--- Work required ---
Restate the records below word for word, and omit the images they hold.

== Data listing

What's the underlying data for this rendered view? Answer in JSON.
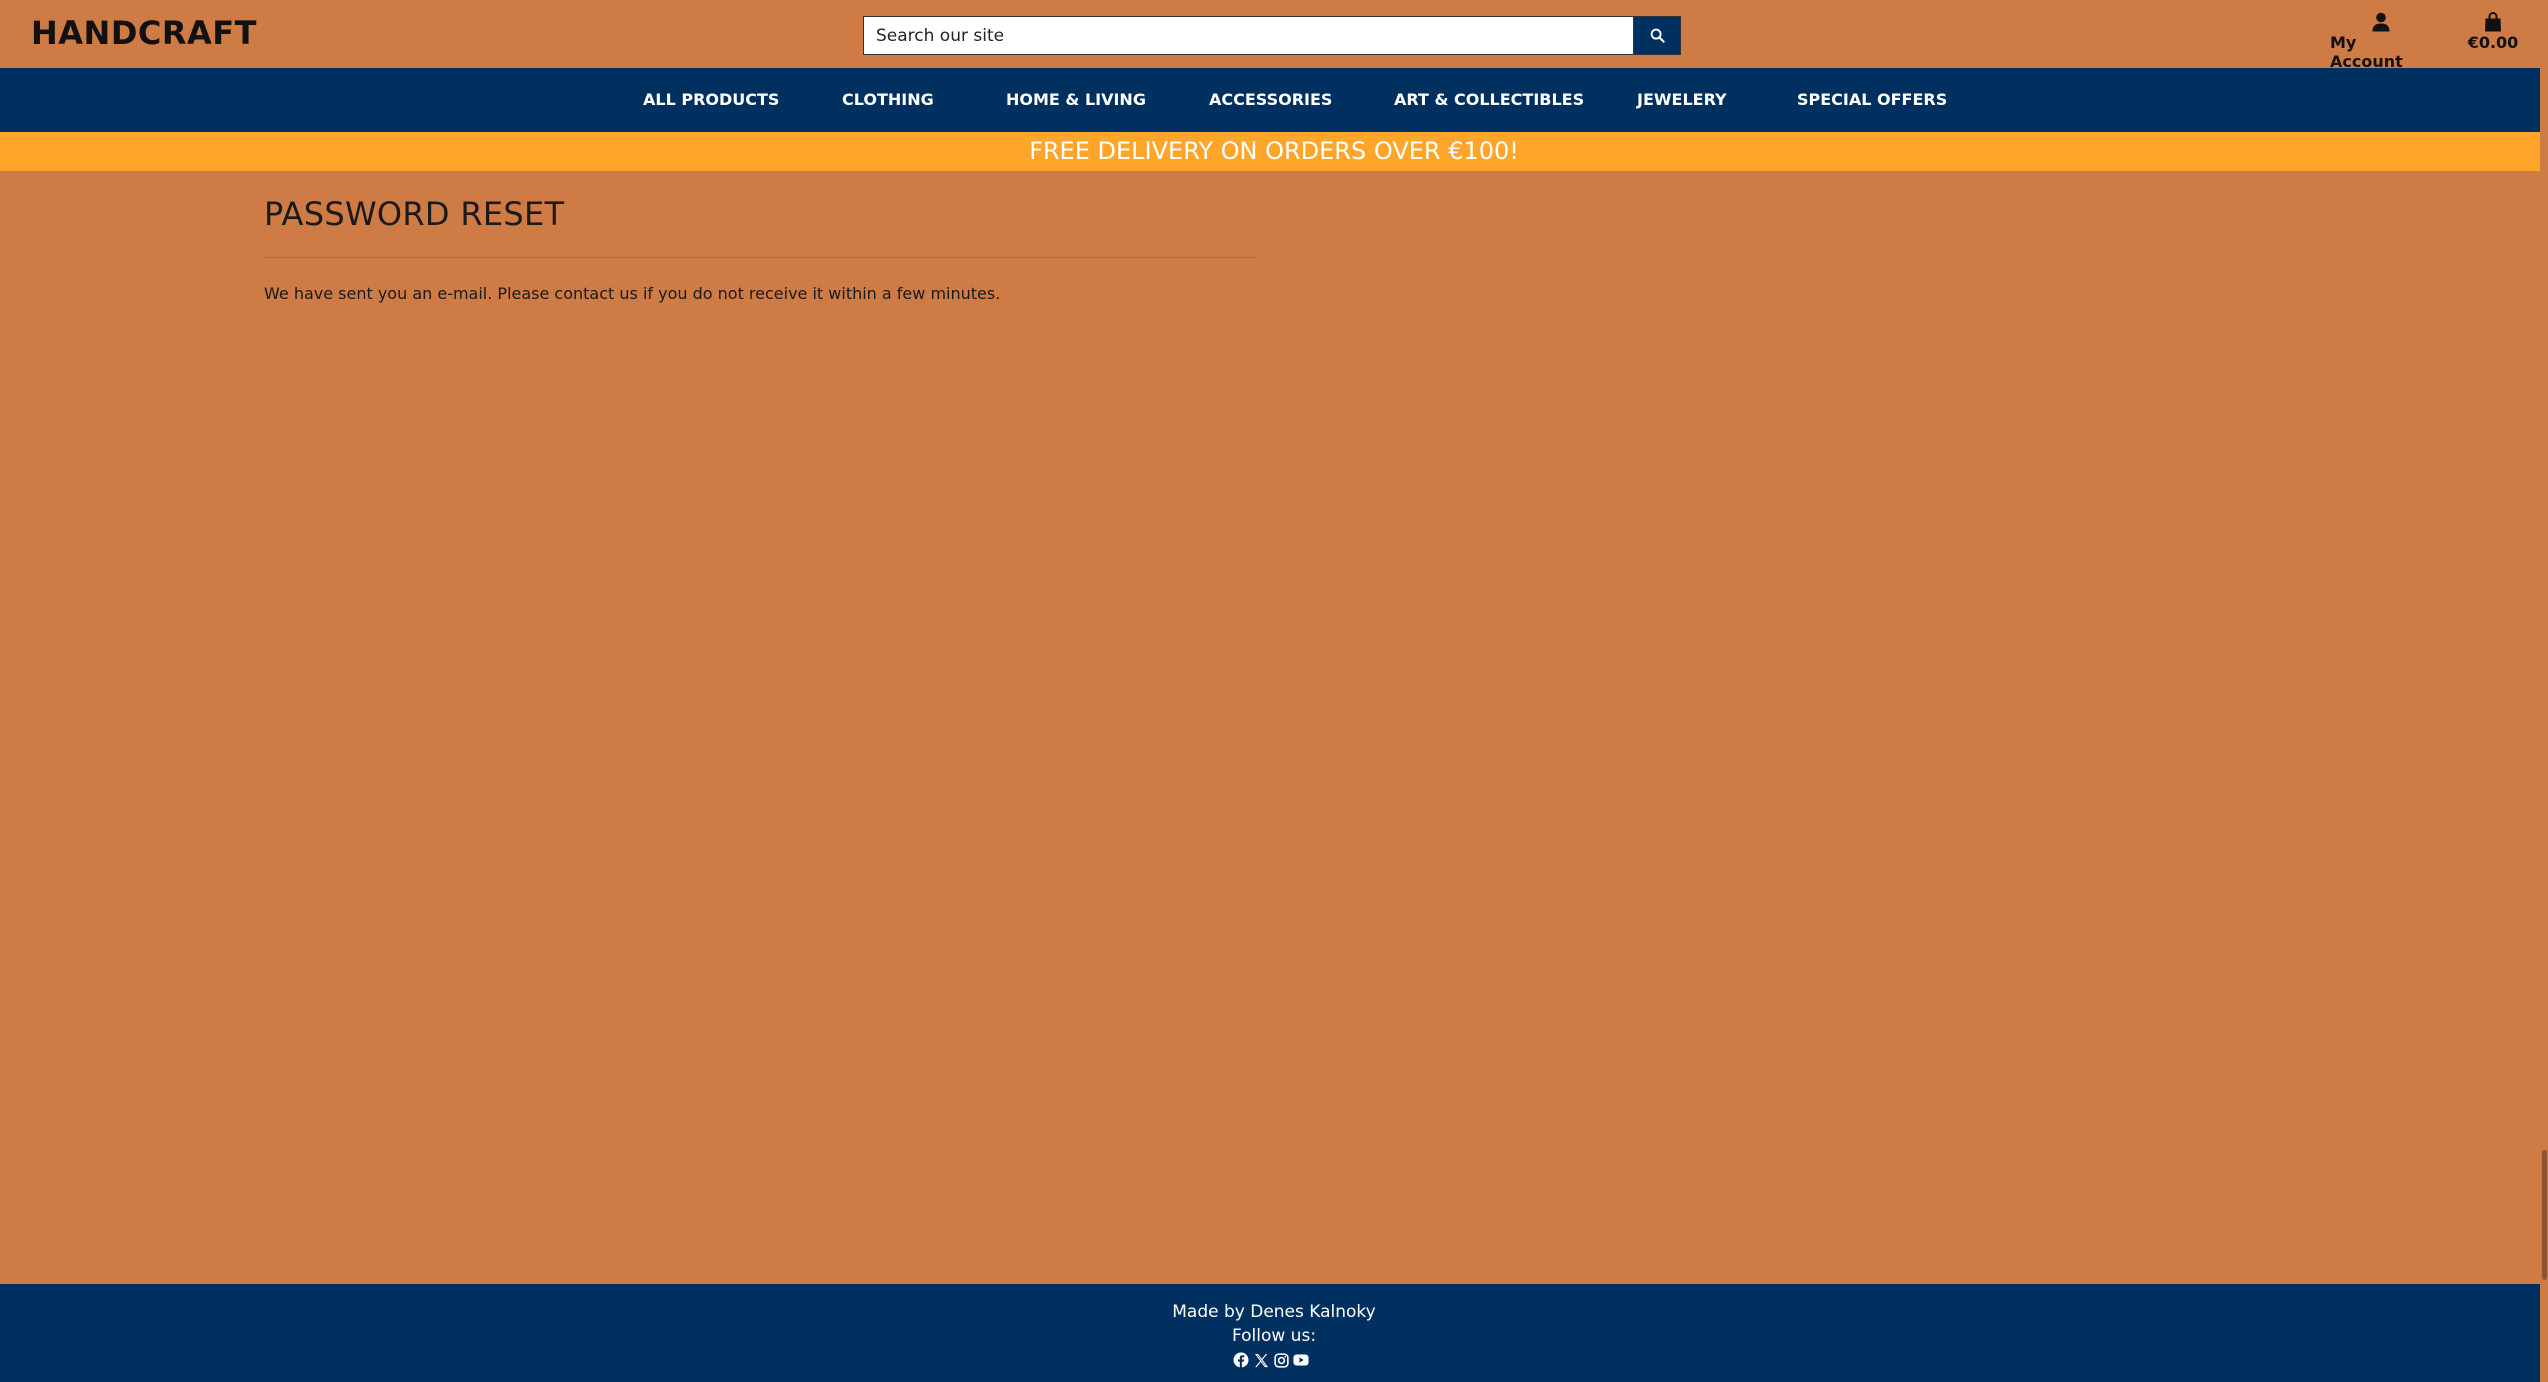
{
  "header": {
    "brand": "HANDCRAFT",
    "search_placeholder": "Search our site",
    "account_label": "My Account",
    "bag_total": "€0.00"
  },
  "nav": {
    "items": [
      {
        "label": "ALL PRODUCTS"
      },
      {
        "label": "CLOTHING"
      },
      {
        "label": "HOME & LIVING"
      },
      {
        "label": "ACCESSORIES"
      },
      {
        "label": "ART & COLLECTIBLES"
      },
      {
        "label": "JEWELERY"
      },
      {
        "label": "SPECIAL OFFERS"
      }
    ]
  },
  "banner": {
    "text": "FREE DELIVERY ON ORDERS OVER €100!"
  },
  "main": {
    "title": "PASSWORD RESET",
    "message": "We have sent you an e-mail. Please contact us if you do not receive it within a few minutes."
  },
  "footer": {
    "credit": "Made by Denes Kalnoky",
    "follow": "Follow us:",
    "social_icons": [
      "facebook-icon",
      "x-icon",
      "instagram-icon",
      "youtube-icon"
    ]
  },
  "colors": {
    "page_bg": "#cf7b45",
    "nav_bg": "#00305f",
    "banner_bg": "#ffa52a"
  }
}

====

--- Response for this exercise ---
What's the underlying data for this rendered view? Answer in JSON.
{
  "header": {
    "brand": "HANDCRAFT",
    "search_placeholder": "Search our site",
    "account_label": "My Account",
    "bag_total": "€0.00"
  },
  "nav": {
    "items": [
      {
        "label": "ALL PRODUCTS"
      },
      {
        "label": "CLOTHING"
      },
      {
        "label": "HOME & LIVING"
      },
      {
        "label": "ACCESSORIES"
      },
      {
        "label": "ART & COLLECTIBLES"
      },
      {
        "label": "JEWELERY"
      },
      {
        "label": "SPECIAL OFFERS"
      }
    ]
  },
  "banner": {
    "text": "FREE DELIVERY ON ORDERS OVER €100!"
  },
  "main": {
    "title": "PASSWORD RESET",
    "message": "We have sent you an e-mail. Please contact us if you do not receive it within a few minutes."
  },
  "footer": {
    "credit": "Made by Denes Kalnoky",
    "follow": "Follow us:",
    "social_icons": [
      "facebook-icon",
      "x-icon",
      "instagram-icon",
      "youtube-icon"
    ]
  },
  "colors": {
    "page_bg": "#cf7b45",
    "nav_bg": "#00305f",
    "banner_bg": "#ffa52a"
  }
}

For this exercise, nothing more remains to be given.